** Texto de origem **
Cavaleiro dos Mares
Séculos de conflitos no Mar deram-nos a conhecer inúmeros protagonistas de grandes batalhas navais, mas poucos ocupam lugares de honra na História naval. Basta lembrar um dos episódios navais épicos da II Guerra Mundial: o cruzador ligeiro «Admiral Graf Spee», primeiro navio de guerra alemão a entrar no activo durante o grande conflito mundial e primeira perda da Kriegsmarine (Marinha de Guerra alemã) após uma única vitória sobre navios de guerra inimigos.
O episódio, que ficou conhecido como a Batalha do Rio da Prata, terminou tragicamente ao largo do porto de Montevideo (Uruguai) em 14 de Dezembro de 1939, com o afundamento deliberado (fotos aqui) do cruzador e o suicídio do Capitão Langsdorff, perante o cerco de grandes unidades da Royal Navy.
O novo "panzerschiff" (cruzador) da Marinha de Guerra alemã foi baptizado com o nome do Vice-Almirante Maximilian Graf von Spee, Comandante da Esquadra de Cruzadores Imperial do Sudeste Asiático, morto em combate naval nas Ilhas Falklands (Malvinas) em 1914. Uma dupla ironia, tendo em conta que o «Graf Spee» foi igualmente afundado no início de um conflito mundial e em mares não muito distantes do local da morte do seu padrinho.

** Lista de dados **
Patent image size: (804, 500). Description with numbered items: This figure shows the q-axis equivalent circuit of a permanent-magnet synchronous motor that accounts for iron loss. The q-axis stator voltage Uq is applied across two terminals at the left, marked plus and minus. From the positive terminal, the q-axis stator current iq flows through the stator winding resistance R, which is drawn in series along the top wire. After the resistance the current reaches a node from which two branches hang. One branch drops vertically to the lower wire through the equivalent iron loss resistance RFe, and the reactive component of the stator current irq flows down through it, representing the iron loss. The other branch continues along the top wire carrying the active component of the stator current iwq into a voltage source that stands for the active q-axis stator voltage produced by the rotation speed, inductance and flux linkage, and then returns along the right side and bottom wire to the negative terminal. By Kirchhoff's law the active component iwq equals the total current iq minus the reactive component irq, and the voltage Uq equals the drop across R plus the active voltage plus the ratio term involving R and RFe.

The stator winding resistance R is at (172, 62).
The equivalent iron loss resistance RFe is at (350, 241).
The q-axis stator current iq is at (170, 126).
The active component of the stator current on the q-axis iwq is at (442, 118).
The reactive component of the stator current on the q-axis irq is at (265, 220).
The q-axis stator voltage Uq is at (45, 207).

** Enunciado A **
Repita o trecho do texto sobre o «Graf Spee» que começa nas palavras "O episódio, que" e termina depois de "do seu padrinho.".
** Enunciado B **
Enumere os postos e cargos militares que o texto sobre o «Graf Spee» atribui a pessoas, indicando a quem pertence cada um.
** Enunciado C **
Prossiga o texto sobre o «Graf Spee» a partir do ponto em que ele termina.
As entradas não têm qualquer relação com o texto.

** Resposta certa A **
O episódio, que ficou conhecido como a Batalha do Rio da Prata, terminou tragicamente ao largo do porto de Montevideo (Uruguai) em 14 de Dezembro de 1939, com o afundamento deliberado (fotos aqui) do cruzador e o suicídio do Capitão Langsdorff, perante o cerco de grandes unidades da Royal Navy.
O novo "panzerschiff" (cruzador) da Marinha de Guerra alemã foi baptizado com o nome do Vice-Almirante Maximilian Graf von Spee, Comandante da Esquadra de Cruzadores Imperial do Sudeste Asiático, morto em combate naval nas Ilhas Falklands (Malvinas) em 1914. Uma dupla ironia, tendo em conta que o «Graf Spee» foi igualmente afundado no início de um conflito mundial e em mares não muito distantes do local da morte do seu padrinho.

** Resposta certa B **
- Capitão: Langsdorff
- Vice-Almirante: Maximilian Graf von Spee
- Comandante da Esquadra de Cruzadores Imperial do Sudeste Asiático: Maximilian Graf von Spee

** Resposta certa C **
Dispondo de uma notável velocidade (máxima de 28,5 nós) capacidade de fogo, tendo em conta a sua dimensão, que o tornavam num navio ágil e poderoso. Deslocando 16.200 toneladas, com 186 metros de comprimento, armava como armamento principal duas torres triplas equipadas com canhões modernos de 280 mm, uma novidade de peso capaz de impôr respeito aos mais velhos grandes cruzadores ingleses.
Lançado em Junho de 1934, o navio desempenhou missões de treino no Atlântico e serviu em patrulhamento no decorrer da Guerra Civil espanhola, fazendo escala nas Canárias, Tânger, Vigo e Bilbao entre 1936 e 1939.
Entre 18 Abril e 16 Maio de 1939, escalou os portos neutrais de Ceuta e Lisboa, enquanto servia em manobras no Atlântico com os cruzadores «Deutschland», «Admiral Scheer», «Leipzig» e «Koln» e uma esquadra de submarinos. No seu regresso de Espanha, escoltou a famosa Legião "Condor", unidade alemã que participou na Guerra Civil.
Em Agosto de 1939, semanas antes do início da II Guerra Mundial, o «Graf Spee» partiu do porto de Willemshaven numa missão de intercepção da navegação aliada, atravessou o Atlântico de Norte a Sul cruzando até aos mares do Índico, afundando 9 navios mercantes com um total de 50.000 toneladas, mas sem qualquer perda de vida. O Capitão Hans Langsdorff seguiu à risca a Convenção de Haia que exigia a retirada das tripulações antes do afundamento.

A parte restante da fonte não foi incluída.